Give back every line exactly as it appears, pictures excluded.

Recorded data:
++++++
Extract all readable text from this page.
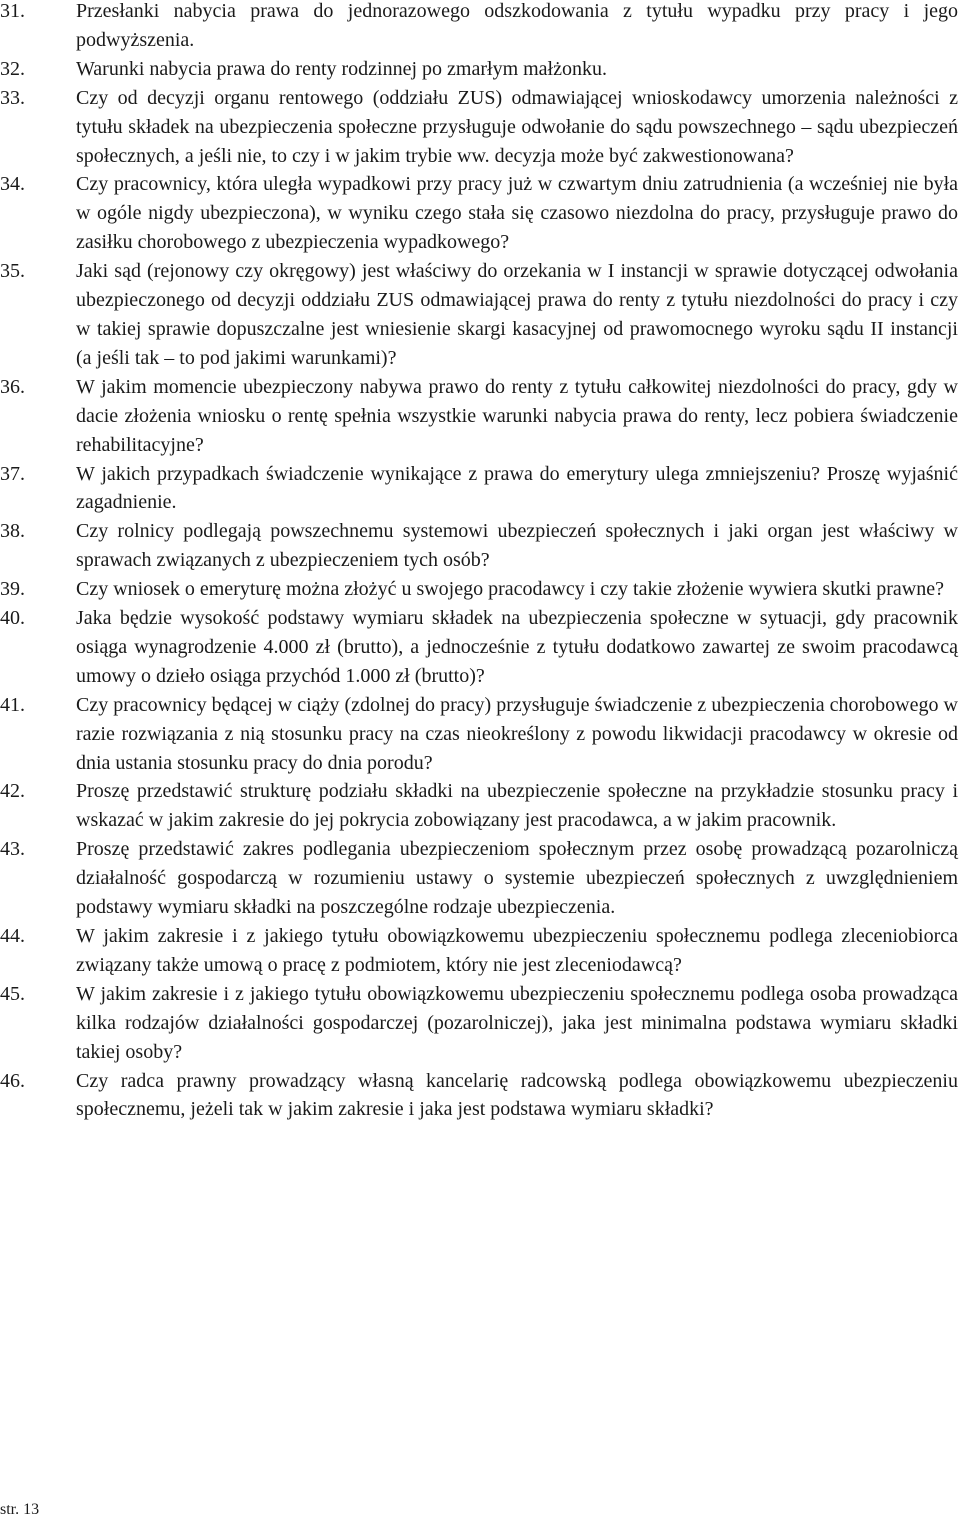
31.	Przesłanki nabycia prawa do jednorazowego odszkodowania z tytułu wypadku przy pracy i jego podwyższenia.
32.	Warunki nabycia prawa do renty rodzinnej po zmarłym małżonku.
33.	Czy od decyzji organu rentowego (oddziału ZUS) odmawiającej wnioskodawcy umorzenia należności z tytułu składek na ubezpieczenia społeczne przysługuje odwołanie do sądu powszechnego – sądu ubezpieczeń społecznych, a jeśli nie, to czy i w jakim trybie ww. decyzja może być zakwestionowana?
34.	Czy pracownicy, która uległa wypadkowi przy pracy już w czwartym dniu zatrudnienia (a wcześniej nie była w ogóle nigdy ubezpieczona), w wyniku czego stała się czasowo niezdolna do pracy, przysługuje prawo do zasiłku chorobowego z ubezpieczenia wypadkowego?
35.	Jaki sąd (rejonowy czy okręgowy) jest właściwy do orzekania w I instancji w sprawie dotyczącej odwołania ubezpieczonego od decyzji oddziału ZUS odmawiającej prawa do renty z tytułu niezdolności do pracy i czy w takiej sprawie dopuszczalne jest wniesienie skargi kasacyjnej od prawomocnego wyroku sądu II instancji (a jeśli tak – to pod jakimi warunkami)?
36.	W jakim momencie ubezpieczony nabywa prawo do renty z tytułu całkowitej niezdolności do pracy, gdy w dacie złożenia wniosku o rentę spełnia wszystkie warunki nabycia prawa do renty, lecz pobiera świadczenie rehabilitacyjne?
37.	W jakich przypadkach świadczenie wynikające z prawa do emerytury ulega zmniejszeniu? Proszę wyjaśnić zagadnienie.
38.	Czy rolnicy podlegają powszechnemu systemowi ubezpieczeń społecznych i jaki organ jest właściwy w sprawach związanych z ubezpieczeniem tych osób?
39.	Czy wniosek o emeryturę można złożyć u swojego pracodawcy i czy takie złożenie wywiera skutki prawne?
40.	Jaka będzie wysokość podstawy wymiaru składek na ubezpieczenia społeczne w sytuacji, gdy pracownik osiąga wynagrodzenie 4.000 zł (brutto), a jednocześnie z tytułu dodatkowo zawartej ze swoim pracodawcą umowy o dzieło osiąga przychód 1.000 zł (brutto)?
41.	Czy pracownicy będącej w ciąży (zdolnej do pracy) przysługuje świadczenie z ubezpieczenia chorobowego w razie rozwiązania z nią stosunku pracy na czas nieokreślony z powodu likwidacji pracodawcy w okresie od dnia ustania stosunku pracy do dnia porodu?
42.	Proszę przedstawić strukturę podziału składki na ubezpieczenie społeczne na przykładzie stosunku pracy i wskazać w jakim zakresie do jej pokrycia zobowiązany jest pracodawca, a w jakim pracownik.
43.	Proszę przedstawić zakres podlegania ubezpieczeniom społecznym przez osobę prowadzącą pozarolniczą działalność gospodarczą w rozumieniu ustawy o systemie ubezpieczeń społecznych z uwzględnieniem podstawy wymiaru składki na poszczególne rodzaje ubezpieczenia.
44.	W jakim zakresie i z jakiego tytułu obowiązkowemu ubezpieczeniu społecznemu podlega zleceniobiorca związany także umową o pracę z podmiotem, który nie jest zleceniodawcą?
45.	W jakim zakresie i z jakiego tytułu obowiązkowemu ubezpieczeniu społecznemu podlega osoba prowadząca kilka rodzajów działalności gospodarczej (pozarolniczej), jaka jest minimalna podstawa wymiaru składki takiej osoby?
46.	Czy radca prawny prowadzący własną kancelarię radcowską podlega obowiązkowemu ubezpieczeniu społecznemu, jeżeli tak w jakim zakresie i jaka jest podstawa wymiaru składki?
str. 13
++++++
◆ **Result of the task**:
Extract all readable text from this page.
31.	Przesłanki nabycia prawa do jednorazowego odszkodowania z tytułu wypadku przy pracy i jego podwyższenia.
32.	Warunki nabycia prawa do renty rodzinnej po zmarłym małżonku.
33.	Czy od decyzji organu rentowego (oddziału ZUS) odmawiającej wnioskodawcy umorzenia należności z tytułu składek na ubezpieczenia społeczne przysługuje odwołanie do sądu powszechnego – sądu ubezpieczeń społecznych, a jeśli nie, to czy i w jakim trybie ww. decyzja może być zakwestionowana?
34.	Czy pracownicy, która uległa wypadkowi przy pracy już w czwartym dniu zatrudnienia (a wcześniej nie była w ogóle nigdy ubezpieczona), w wyniku czego stała się czasowo niezdolna do pracy, przysługuje prawo do zasiłku chorobowego z ubezpieczenia wypadkowego?
35.	Jaki sąd (rejonowy czy okręgowy) jest właściwy do orzekania w I instancji w sprawie dotyczącej odwołania ubezpieczonego od decyzji oddziału ZUS odmawiającej prawa do renty z tytułu niezdolności do pracy i czy w takiej sprawie dopuszczalne jest wniesienie skargi kasacyjnej od prawomocnego wyroku sądu II instancji (a jeśli tak – to pod jakimi warunkami)?
36.	W jakim momencie ubezpieczony nabywa prawo do renty z tytułu całkowitej niezdolności do pracy, gdy w dacie złożenia wniosku o rentę spełnia wszystkie warunki nabycia prawa do renty, lecz pobiera świadczenie rehabilitacyjne?
37.	W jakich przypadkach świadczenie wynikające z prawa do emerytury ulega zmniejszeniu? Proszę wyjaśnić zagadnienie.
38.	Czy rolnicy podlegają powszechnemu systemowi ubezpieczeń społecznych i jaki organ jest właściwy w sprawach związanych z ubezpieczeniem tych osób?
39.	Czy wniosek o emeryturę można złożyć u swojego pracodawcy i czy takie złożenie wywiera skutki prawne?
40.	Jaka będzie wysokość podstawy wymiaru składek na ubezpieczenia społeczne w sytuacji, gdy pracownik osiąga wynagrodzenie 4.000 zł (brutto), a jednocześnie z tytułu dodatkowo zawartej ze swoim pracodawcą umowy o dzieło osiąga przychód 1.000 zł (brutto)?
41.	Czy pracownicy będącej w ciąży (zdolnej do pracy) przysługuje świadczenie z ubezpieczenia chorobowego w razie rozwiązania z nią stosunku pracy na czas nieokreślony z powodu likwidacji pracodawcy w okresie od dnia ustania stosunku pracy do dnia porodu?
42.	Proszę przedstawić strukturę podziału składki na ubezpieczenie społeczne na przykładzie stosunku pracy i wskazać w jakim zakresie do jej pokrycia zobowiązany jest pracodawca, a w jakim pracownik.
43.	Proszę przedstawić zakres podlegania ubezpieczeniom społecznym przez osobę prowadzącą pozarolniczą działalność gospodarczą w rozumieniu ustawy o systemie ubezpieczeń społecznych z uwzględnieniem podstawy wymiaru składki na poszczególne rodzaje ubezpieczenia.
44.	W jakim zakresie i z jakiego tytułu obowiązkowemu ubezpieczeniu społecznemu podlega zleceniobiorca związany także umową o pracę z podmiotem, który nie jest zleceniodawcą?
45.	W jakim zakresie i z jakiego tytułu obowiązkowemu ubezpieczeniu społecznemu podlega osoba prowadząca kilka rodzajów działalności gospodarczej (pozarolniczej), jaka jest minimalna podstawa wymiaru składki takiej osoby?
46.	Czy radca prawny prowadzący własną kancelarię radcowską podlega obowiązkowemu ubezpieczeniu społecznemu, jeżeli tak w jakim zakresie i jaka jest podstawa wymiaru składki?
str. 13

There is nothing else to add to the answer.